== Extracted information

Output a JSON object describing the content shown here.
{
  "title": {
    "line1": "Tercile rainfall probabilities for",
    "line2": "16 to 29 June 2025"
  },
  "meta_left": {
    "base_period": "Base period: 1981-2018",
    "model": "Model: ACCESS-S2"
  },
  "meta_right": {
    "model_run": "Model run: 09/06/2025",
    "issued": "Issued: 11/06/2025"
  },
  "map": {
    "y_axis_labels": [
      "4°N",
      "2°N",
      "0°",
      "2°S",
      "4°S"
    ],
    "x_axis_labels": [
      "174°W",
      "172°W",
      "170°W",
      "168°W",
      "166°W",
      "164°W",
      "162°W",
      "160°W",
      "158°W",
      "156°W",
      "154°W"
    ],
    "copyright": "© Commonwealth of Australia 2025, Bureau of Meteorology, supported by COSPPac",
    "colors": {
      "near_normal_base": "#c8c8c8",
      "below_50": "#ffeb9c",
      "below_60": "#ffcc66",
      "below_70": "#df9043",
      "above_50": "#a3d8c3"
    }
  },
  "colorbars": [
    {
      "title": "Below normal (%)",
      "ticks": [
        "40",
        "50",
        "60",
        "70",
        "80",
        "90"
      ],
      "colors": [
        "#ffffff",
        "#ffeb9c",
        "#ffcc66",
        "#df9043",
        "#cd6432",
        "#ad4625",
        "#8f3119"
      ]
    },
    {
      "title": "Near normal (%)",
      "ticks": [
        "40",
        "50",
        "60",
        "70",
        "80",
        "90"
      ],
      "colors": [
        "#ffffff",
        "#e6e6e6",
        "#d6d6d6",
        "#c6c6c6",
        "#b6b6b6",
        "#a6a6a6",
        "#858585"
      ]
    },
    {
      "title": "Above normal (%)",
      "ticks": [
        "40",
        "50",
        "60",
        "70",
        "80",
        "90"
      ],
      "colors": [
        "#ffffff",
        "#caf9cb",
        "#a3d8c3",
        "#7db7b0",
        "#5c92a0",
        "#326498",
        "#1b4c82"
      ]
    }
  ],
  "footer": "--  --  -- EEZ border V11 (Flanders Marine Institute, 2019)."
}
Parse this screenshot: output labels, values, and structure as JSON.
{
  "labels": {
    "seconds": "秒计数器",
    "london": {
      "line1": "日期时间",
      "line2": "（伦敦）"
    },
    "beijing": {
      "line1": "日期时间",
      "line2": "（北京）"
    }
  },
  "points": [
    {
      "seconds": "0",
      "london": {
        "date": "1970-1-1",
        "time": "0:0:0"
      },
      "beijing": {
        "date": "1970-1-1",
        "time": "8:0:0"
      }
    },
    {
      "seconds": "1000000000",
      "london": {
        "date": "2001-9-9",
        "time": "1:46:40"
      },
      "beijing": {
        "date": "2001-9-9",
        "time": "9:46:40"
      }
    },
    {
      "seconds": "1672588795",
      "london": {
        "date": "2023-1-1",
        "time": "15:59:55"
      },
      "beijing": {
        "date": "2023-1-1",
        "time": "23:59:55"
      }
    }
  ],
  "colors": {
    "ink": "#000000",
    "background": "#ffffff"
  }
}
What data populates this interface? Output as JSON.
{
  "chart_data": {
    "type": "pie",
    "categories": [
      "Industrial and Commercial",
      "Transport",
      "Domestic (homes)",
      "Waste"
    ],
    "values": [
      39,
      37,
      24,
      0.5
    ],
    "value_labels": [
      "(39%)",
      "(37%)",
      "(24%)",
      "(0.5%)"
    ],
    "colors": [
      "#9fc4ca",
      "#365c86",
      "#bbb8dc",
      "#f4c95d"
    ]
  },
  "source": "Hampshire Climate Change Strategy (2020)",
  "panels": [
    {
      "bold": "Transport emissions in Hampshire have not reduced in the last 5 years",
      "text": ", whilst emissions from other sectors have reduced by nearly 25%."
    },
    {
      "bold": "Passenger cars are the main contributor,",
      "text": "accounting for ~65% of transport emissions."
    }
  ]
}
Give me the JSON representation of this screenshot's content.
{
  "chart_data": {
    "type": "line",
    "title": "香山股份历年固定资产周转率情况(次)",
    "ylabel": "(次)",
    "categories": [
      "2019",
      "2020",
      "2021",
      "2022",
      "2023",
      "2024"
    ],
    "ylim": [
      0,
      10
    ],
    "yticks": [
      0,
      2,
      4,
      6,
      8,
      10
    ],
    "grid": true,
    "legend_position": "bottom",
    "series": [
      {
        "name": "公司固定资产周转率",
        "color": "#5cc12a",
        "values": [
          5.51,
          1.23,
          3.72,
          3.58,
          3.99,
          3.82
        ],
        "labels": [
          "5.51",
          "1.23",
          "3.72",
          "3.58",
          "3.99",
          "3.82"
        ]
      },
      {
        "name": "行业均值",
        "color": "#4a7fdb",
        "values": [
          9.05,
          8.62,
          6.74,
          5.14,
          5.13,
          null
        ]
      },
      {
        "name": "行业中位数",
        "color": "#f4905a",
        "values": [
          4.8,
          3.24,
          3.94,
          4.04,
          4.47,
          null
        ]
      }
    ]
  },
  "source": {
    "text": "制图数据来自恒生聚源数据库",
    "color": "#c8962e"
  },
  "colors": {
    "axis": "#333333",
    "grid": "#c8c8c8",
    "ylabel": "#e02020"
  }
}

====

• **Required work**: Repeat each entry word for word.

• **The completed task**:
Output a JSON object describing the content shown here.
{
  "title": {
    "line1": "Tercile rainfall probabilities for",
    "line2": "16 to 29 June 2025"
  },
  "meta_left": {
    "base_period": "Base period: 1981-2018",
    "model": "Model: ACCESS-S2"
  },
  "meta_right": {
    "model_run": "Model run: 09/06/2025",
    "issued": "Issued: 11/06/2025"
  },
  "map": {
    "y_axis_labels": [
      "4°N",
      "2°N",
      "0°",
      "2°S",
      "4°S"
    ],
    "x_axis_labels": [
      "174°W",
      "172°W",
      "170°W",
      "168°W",
      "166°W",
      "164°W",
      "162°W",
      "160°W",
      "158°W",
      "156°W",
      "154°W"
    ],
    "copyright": "© Commonwealth of Australia 2025, Bureau of Meteorology, supported by COSPPac",
    "colors": {
      "near_normal_base": "#c8c8c8",
      "below_50": "#ffeb9c",
      "below_60": "#ffcc66",
      "below_70": "#df9043",
      "above_50": "#a3d8c3"
    }
  },
  "colorbars": [
    {
      "title": "Below normal (%)",
      "ticks": [
        "40",
        "50",
        "60",
        "70",
        "80",
        "90"
      ],
      "colors": [
        "#ffffff",
        "#ffeb9c",
        "#ffcc66",
        "#df9043",
        "#cd6432",
        "#ad4625",
        "#8f3119"
      ]
    },
    {
      "title": "Near normal (%)",
      "ticks": [
        "40",
        "50",
        "60",
        "70",
        "80",
        "90"
      ],
      "colors": [
        "#ffffff",
        "#e6e6e6",
        "#d6d6d6",
        "#c6c6c6",
        "#b6b6b6",
        "#a6a6a6",
        "#858585"
      ]
    },
    {
      "title": "Above normal (%)",
      "ticks": [
        "40",
        "50",
        "60",
        "70",
        "80",
        "90"
      ],
      "colors": [
        "#ffffff",
        "#caf9cb",
        "#a3d8c3",
        "#7db7b0",
        "#5c92a0",
        "#326498",
        "#1b4c82"
      ]
    }
  ],
  "footer": "--  --  -- EEZ border V11 (Flanders Marine Institute, 2019)."
}
Parse this screenshot: output labels, values, and structure as JSON.
{
  "labels": {
    "seconds": "秒计数器",
    "london": {
      "line1": "日期时间",
      "line2": "（伦敦）"
    },
    "beijing": {
      "line1": "日期时间",
      "line2": "（北京）"
    }
  },
  "points": [
    {
      "seconds": "0",
      "london": {
        "date": "1970-1-1",
        "time": "0:0:0"
      },
      "beijing": {
        "date": "1970-1-1",
        "time": "8:0:0"
      }
    },
    {
      "seconds": "1000000000",
      "london": {
        "date": "2001-9-9",
        "time": "1:46:40"
      },
      "beijing": {
        "date": "2001-9-9",
        "time": "9:46:40"
      }
    },
    {
      "seconds": "1672588795",
      "london": {
        "date": "2023-1-1",
        "time": "15:59:55"
      },
      "beijing": {
        "date": "2023-1-1",
        "time": "23:59:55"
      }
    }
  ],
  "colors": {
    "ink": "#000000",
    "background": "#ffffff"
  }
}
What data populates this interface? Output as JSON.
{
  "chart_data": {
    "type": "pie",
    "categories": [
      "Industrial and Commercial",
      "Transport",
      "Domestic (homes)",
      "Waste"
    ],
    "values": [
      39,
      37,
      24,
      0.5
    ],
    "value_labels": [
      "(39%)",
      "(37%)",
      "(24%)",
      "(0.5%)"
    ],
    "colors": [
      "#9fc4ca",
      "#365c86",
      "#bbb8dc",
      "#f4c95d"
    ]
  },
  "source": "Hampshire Climate Change Strategy (2020)",
  "panels": [
    {
      "bold": "Transport emissions in Hampshire have not reduced in the last 5 years",
      "text": ", whilst emissions from other sectors have reduced by nearly 25%."
    },
    {
      "bold": "Passenger cars are the main contributor,",
      "text": "accounting for ~65% of transport emissions."
    }
  ]
}
Give me the JSON representation of this screenshot's content.
{
  "chart_data": {
    "type": "line",
    "title": "香山股份历年固定资产周转率情况(次)",
    "ylabel": "(次)",
    "categories": [
      "2019",
      "2020",
      "2021",
      "2022",
      "2023",
      "2024"
    ],
    "ylim": [
      0,
      10
    ],
    "yticks": [
      0,
      2,
      4,
      6,
      8,
      10
    ],
    "grid": true,
    "legend_position": "bottom",
    "series": [
      {
        "name": "公司固定资产周转率",
        "color": "#5cc12a",
        "values": [
          5.51,
          1.23,
          3.72,
          3.58,
          3.99,
          3.82
        ],
        "labels": [
          "5.51",
          "1.23",
          "3.72",
          "3.58",
          "3.99",
          "3.82"
        ]
      },
      {
        "name": "行业均值",
        "color": "#4a7fdb",
        "values": [
          9.05,
          8.62,
          6.74,
          5.14,
          5.13,
          null
        ]
      },
      {
        "name": "行业中位数",
        "color": "#f4905a",
        "values": [
          4.8,
          3.24,
          3.94,
          4.04,
          4.47,
          null
        ]
      }
    ]
  },
  "source": {
    "text": "制图数据来自恒生聚源数据库",
    "color": "#c8962e"
  },
  "colors": {
    "axis": "#333333",
    "grid": "#c8c8c8",
    "ylabel": "#e02020"
  }
}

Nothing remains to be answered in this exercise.